◆ WORK TO BE COMPLETED:
Read the listing and extract each line that includes the word "在这年终之际".

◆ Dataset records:
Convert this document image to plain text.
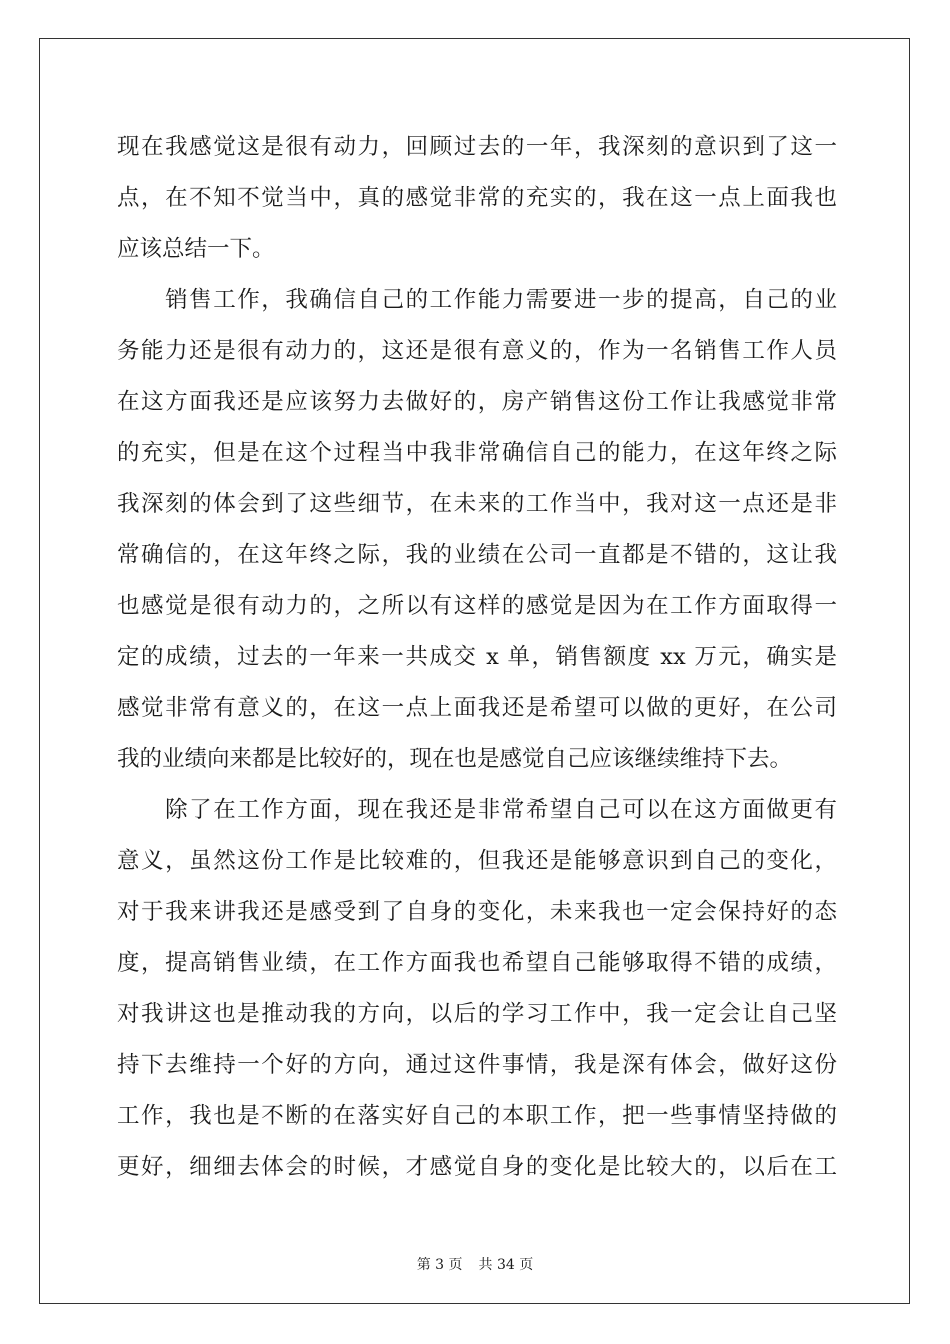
现在我感觉这是很有动力，回顾过去的一年，我深刻的意识到了这一
点，在不知不觉当中，真的感觉非常的充实的，我在这一点上面我也
应该总结一下。
　　销售工作，我确信自己的工作能力需要进一步的提高，自己的业
务能力还是很有动力的，这还是很有意义的，作为一名销售工作人员
在这方面我还是应该努力去做好的，房产销售这份工作让我感觉非常
的充实，但是在这个过程当中我非常确信自己的能力，在这年终之际
我深刻的体会到了这些细节，在未来的工作当中，我对这一点还是非
常确信的，在这年终之际，我的业绩在公司一直都是不错的，这让我
也感觉是很有动力的，之所以有这样的感觉是因为在工作方面取得一
定的成绩，过去的一年来一共成交 x 单，销售额度 xx 万元，确实是
感觉非常有意义的，在这一点上面我还是希望可以做的更好，在公司
我的业绩向来都是比较好的，现在也是感觉自己应该继续维持下去。
　　除了在工作方面，现在我还是非常希望自己可以在这方面做更有
意义，虽然这份工作是比较难的，但我还是能够意识到自己的变化，
对于我来讲我还是感受到了自身的变化，未来我也一定会保持好的态
度，提高销售业绩，在工作方面我也希望自己能够取得不错的成绩，
对我讲这也是推动我的方向，以后的学习工作中，我一定会让自己坚
持下去维持一个好的方向，通过这件事情，我是深有体会，做好这份
工作，我也是不断的在落实好自己的本职工作，把一些事情坚持做的
更好，细细去体会的时候，才感觉自身的变化是比较大的，以后在工
第 3 页 共 34 页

◆ OUTPUT:
的充实，但是在这个过程当中我非常确信自己的能力，在这年终之际
常确信的，在这年终之际，我的业绩在公司一直都是不错的，这让我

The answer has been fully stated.